Task instructions: Transcribe every entry below word for word, but skip the pictures.

Data shown:
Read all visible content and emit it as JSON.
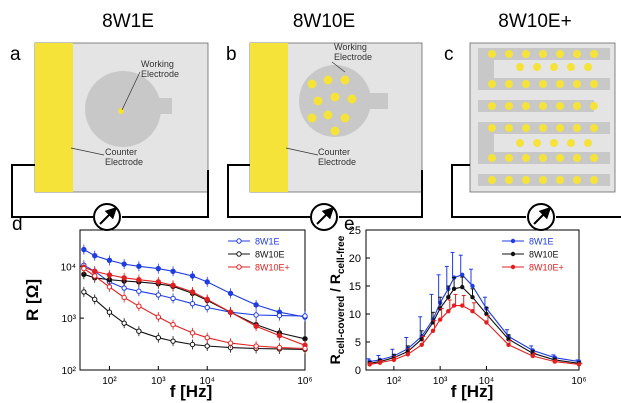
{
  "panels": {
    "a": {
      "letter": "a",
      "title": "8W1E",
      "working_label": "Working\nElectrode",
      "counter_label": "Counter\nElectrode"
    },
    "b": {
      "letter": "b",
      "title": "8W10E",
      "working_label": "Working\nElectrode",
      "counter_label": "Counter\nElectrode"
    },
    "c": {
      "letter": "c",
      "title": "8W10E+"
    },
    "d": {
      "letter": "d"
    },
    "e": {
      "letter": "e"
    }
  },
  "colors": {
    "gold": "#f5e33a",
    "electrode_gray": "#c8c8c8",
    "chip_bg": "#e4e4e4",
    "series_8W1E": "#1f3de0",
    "series_8W10E": "#111111",
    "series_8W10Eplus": "#e02020"
  },
  "icons": [
    "ammeter-icon"
  ],
  "chart_data": [
    {
      "type": "line",
      "panel": "d",
      "xlabel": "f [Hz]",
      "ylabel": "R [Ω]",
      "xscale": "log",
      "yscale": "log",
      "xlim": [
        25,
        1000000
      ],
      "ylim": [
        100,
        50000
      ],
      "xticks": [
        "10²",
        "10³",
        "10⁴",
        "10⁶"
      ],
      "yticks": [
        "10²",
        "10³",
        "10⁴"
      ],
      "legend": [
        "8W1E",
        "8W10E",
        "8W10E+"
      ],
      "legend_position": "top-right",
      "x": [
        30,
        50,
        100,
        200,
        400,
        1000,
        2000,
        5000,
        10000,
        30000,
        100000,
        300000,
        1000000
      ],
      "series": [
        {
          "name": "8W1E",
          "variant": "cell-covered",
          "marker": "filled",
          "color": "#1f3de0",
          "values": [
            21000,
            16000,
            13000,
            11000,
            10000,
            9000,
            8000,
            6500,
            5000,
            3000,
            1800,
            1300,
            1050
          ]
        },
        {
          "name": "8W1E",
          "variant": "cell-free",
          "marker": "open",
          "color": "#1f3de0",
          "values": [
            10500,
            8000,
            5000,
            3800,
            3300,
            2800,
            2400,
            1900,
            1600,
            1300,
            1150,
            1120,
            1100
          ]
        },
        {
          "name": "8W10E",
          "variant": "cell-covered",
          "marker": "filled",
          "color": "#111111",
          "values": [
            7000,
            6000,
            5500,
            5200,
            5000,
            4600,
            4100,
            3000,
            2200,
            1300,
            750,
            520,
            400
          ]
        },
        {
          "name": "8W10E",
          "variant": "cell-free",
          "marker": "open",
          "color": "#111111",
          "values": [
            3200,
            2300,
            1300,
            800,
            560,
            420,
            360,
            310,
            290,
            270,
            260,
            255,
            250
          ]
        },
        {
          "name": "8W10E+",
          "variant": "cell-covered",
          "marker": "filled",
          "color": "#e02020",
          "values": [
            9500,
            8000,
            6800,
            6000,
            5500,
            5000,
            4300,
            3200,
            2300,
            1300,
            700,
            460,
            300
          ]
        },
        {
          "name": "8W10E+",
          "variant": "cell-free",
          "marker": "open",
          "color": "#e02020",
          "values": [
            9000,
            6500,
            4000,
            2500,
            1700,
            1050,
            750,
            520,
            420,
            330,
            290,
            270,
            260
          ]
        }
      ]
    },
    {
      "type": "line",
      "panel": "e",
      "xlabel": "f [Hz]",
      "ylabel": "R_cell-covered / R_cell-free",
      "xscale": "log",
      "xlim": [
        25,
        1000000
      ],
      "ylim": [
        0,
        25
      ],
      "xticks": [
        "10²",
        "10³",
        "10⁴",
        "10⁶"
      ],
      "yticks": [
        "0",
        "5",
        "10",
        "15",
        "20",
        "25"
      ],
      "legend": [
        "8W1E",
        "8W10E",
        "8W10E+"
      ],
      "legend_position": "top-right",
      "x": [
        30,
        50,
        100,
        200,
        400,
        700,
        1000,
        1500,
        2000,
        3000,
        5000,
        10000,
        30000,
        100000,
        300000,
        1000000
      ],
      "series": [
        {
          "name": "8W1E",
          "color": "#1f3de0",
          "values": [
            1.5,
            1.8,
            2.5,
            3.8,
            6.0,
            9.0,
            12.0,
            14.5,
            16.5,
            17.0,
            15.0,
            11.0,
            6.0,
            3.5,
            2.2,
            1.5
          ],
          "err": [
            0.5,
            0.8,
            1.2,
            2.0,
            3.5,
            4.5,
            5.0,
            4.0,
            4.5,
            3.5,
            3.0,
            2.0,
            1.2,
            0.8,
            0.5,
            0.3
          ]
        },
        {
          "name": "8W10E",
          "color": "#111111",
          "values": [
            1.2,
            1.5,
            2.2,
            3.3,
            5.5,
            8.5,
            11.0,
            13.0,
            14.5,
            14.8,
            13.0,
            10.0,
            5.5,
            3.0,
            1.8,
            1.2
          ],
          "err": [
            0.3,
            0.4,
            0.6,
            1.0,
            1.5,
            1.8,
            2.0,
            2.0,
            2.0,
            1.8,
            1.5,
            1.2,
            0.8,
            0.5,
            0.3,
            0.2
          ]
        },
        {
          "name": "8W10E+",
          "color": "#e02020",
          "values": [
            1.0,
            1.3,
            1.8,
            2.8,
            4.5,
            7.0,
            9.0,
            10.5,
            11.5,
            11.5,
            10.5,
            8.5,
            4.5,
            2.5,
            1.5,
            1.0
          ],
          "err": [
            0.3,
            0.4,
            0.6,
            1.0,
            1.5,
            1.8,
            2.0,
            2.0,
            2.0,
            1.8,
            1.5,
            1.2,
            0.8,
            0.5,
            0.3,
            0.2
          ]
        }
      ]
    }
  ]
}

Task result:
Read all visible content and emit it as JSON.
{
  "panels": {
    "a": {
      "letter": "a",
      "title": "8W1E",
      "working_label": "Working\nElectrode",
      "counter_label": "Counter\nElectrode"
    },
    "b": {
      "letter": "b",
      "title": "8W10E",
      "working_label": "Working\nElectrode",
      "counter_label": "Counter\nElectrode"
    },
    "c": {
      "letter": "c",
      "title": "8W10E+"
    },
    "d": {
      "letter": "d"
    },
    "e": {
      "letter": "e"
    }
  },
  "colors": {
    "gold": "#f5e33a",
    "electrode_gray": "#c8c8c8",
    "chip_bg": "#e4e4e4",
    "series_8W1E": "#1f3de0",
    "series_8W10E": "#111111",
    "series_8W10Eplus": "#e02020"
  },
  "icons": [
    "ammeter-icon"
  ],
  "chart_data": [
    {
      "type": "line",
      "panel": "d",
      "xlabel": "f [Hz]",
      "ylabel": "R [Ω]",
      "xscale": "log",
      "yscale": "log",
      "xlim": [
        25,
        1000000
      ],
      "ylim": [
        100,
        50000
      ],
      "xticks": [
        "10²",
        "10³",
        "10⁴",
        "10⁶"
      ],
      "yticks": [
        "10²",
        "10³",
        "10⁴"
      ],
      "legend": [
        "8W1E",
        "8W10E",
        "8W10E+"
      ],
      "legend_position": "top-right",
      "x": [
        30,
        50,
        100,
        200,
        400,
        1000,
        2000,
        5000,
        10000,
        30000,
        100000,
        300000,
        1000000
      ],
      "series": [
        {
          "name": "8W1E",
          "variant": "cell-covered",
          "marker": "filled",
          "color": "#1f3de0",
          "values": [
            21000,
            16000,
            13000,
            11000,
            10000,
            9000,
            8000,
            6500,
            5000,
            3000,
            1800,
            1300,
            1050
          ]
        },
        {
          "name": "8W1E",
          "variant": "cell-free",
          "marker": "open",
          "color": "#1f3de0",
          "values": [
            10500,
            8000,
            5000,
            3800,
            3300,
            2800,
            2400,
            1900,
            1600,
            1300,
            1150,
            1120,
            1100
          ]
        },
        {
          "name": "8W10E",
          "variant": "cell-covered",
          "marker": "filled",
          "color": "#111111",
          "values": [
            7000,
            6000,
            5500,
            5200,
            5000,
            4600,
            4100,
            3000,
            2200,
            1300,
            750,
            520,
            400
          ]
        },
        {
          "name": "8W10E",
          "variant": "cell-free",
          "marker": "open",
          "color": "#111111",
          "values": [
            3200,
            2300,
            1300,
            800,
            560,
            420,
            360,
            310,
            290,
            270,
            260,
            255,
            250
          ]
        },
        {
          "name": "8W10E+",
          "variant": "cell-covered",
          "marker": "filled",
          "color": "#e02020",
          "values": [
            9500,
            8000,
            6800,
            6000,
            5500,
            5000,
            4300,
            3200,
            2300,
            1300,
            700,
            460,
            300
          ]
        },
        {
          "name": "8W10E+",
          "variant": "cell-free",
          "marker": "open",
          "color": "#e02020",
          "values": [
            9000,
            6500,
            4000,
            2500,
            1700,
            1050,
            750,
            520,
            420,
            330,
            290,
            270,
            260
          ]
        }
      ]
    },
    {
      "type": "line",
      "panel": "e",
      "xlabel": "f [Hz]",
      "ylabel": "R_cell-covered / R_cell-free",
      "xscale": "log",
      "xlim": [
        25,
        1000000
      ],
      "ylim": [
        0,
        25
      ],
      "xticks": [
        "10²",
        "10³",
        "10⁴",
        "10⁶"
      ],
      "yticks": [
        "0",
        "5",
        "10",
        "15",
        "20",
        "25"
      ],
      "legend": [
        "8W1E",
        "8W10E",
        "8W10E+"
      ],
      "legend_position": "top-right",
      "x": [
        30,
        50,
        100,
        200,
        400,
        700,
        1000,
        1500,
        2000,
        3000,
        5000,
        10000,
        30000,
        100000,
        300000,
        1000000
      ],
      "series": [
        {
          "name": "8W1E",
          "color": "#1f3de0",
          "values": [
            1.5,
            1.8,
            2.5,
            3.8,
            6.0,
            9.0,
            12.0,
            14.5,
            16.5,
            17.0,
            15.0,
            11.0,
            6.0,
            3.5,
            2.2,
            1.5
          ],
          "err": [
            0.5,
            0.8,
            1.2,
            2.0,
            3.5,
            4.5,
            5.0,
            4.0,
            4.5,
            3.5,
            3.0,
            2.0,
            1.2,
            0.8,
            0.5,
            0.3
          ]
        },
        {
          "name": "8W10E",
          "color": "#111111",
          "values": [
            1.2,
            1.5,
            2.2,
            3.3,
            5.5,
            8.5,
            11.0,
            13.0,
            14.5,
            14.8,
            13.0,
            10.0,
            5.5,
            3.0,
            1.8,
            1.2
          ],
          "err": [
            0.3,
            0.4,
            0.6,
            1.0,
            1.5,
            1.8,
            2.0,
            2.0,
            2.0,
            1.8,
            1.5,
            1.2,
            0.8,
            0.5,
            0.3,
            0.2
          ]
        },
        {
          "name": "8W10E+",
          "color": "#e02020",
          "values": [
            1.0,
            1.3,
            1.8,
            2.8,
            4.5,
            7.0,
            9.0,
            10.5,
            11.5,
            11.5,
            10.5,
            8.5,
            4.5,
            2.5,
            1.5,
            1.0
          ],
          "err": [
            0.3,
            0.4,
            0.6,
            1.0,
            1.5,
            1.8,
            2.0,
            2.0,
            2.0,
            1.8,
            1.5,
            1.2,
            0.8,
            0.5,
            0.3,
            0.2
          ]
        }
      ]
    }
  ]
}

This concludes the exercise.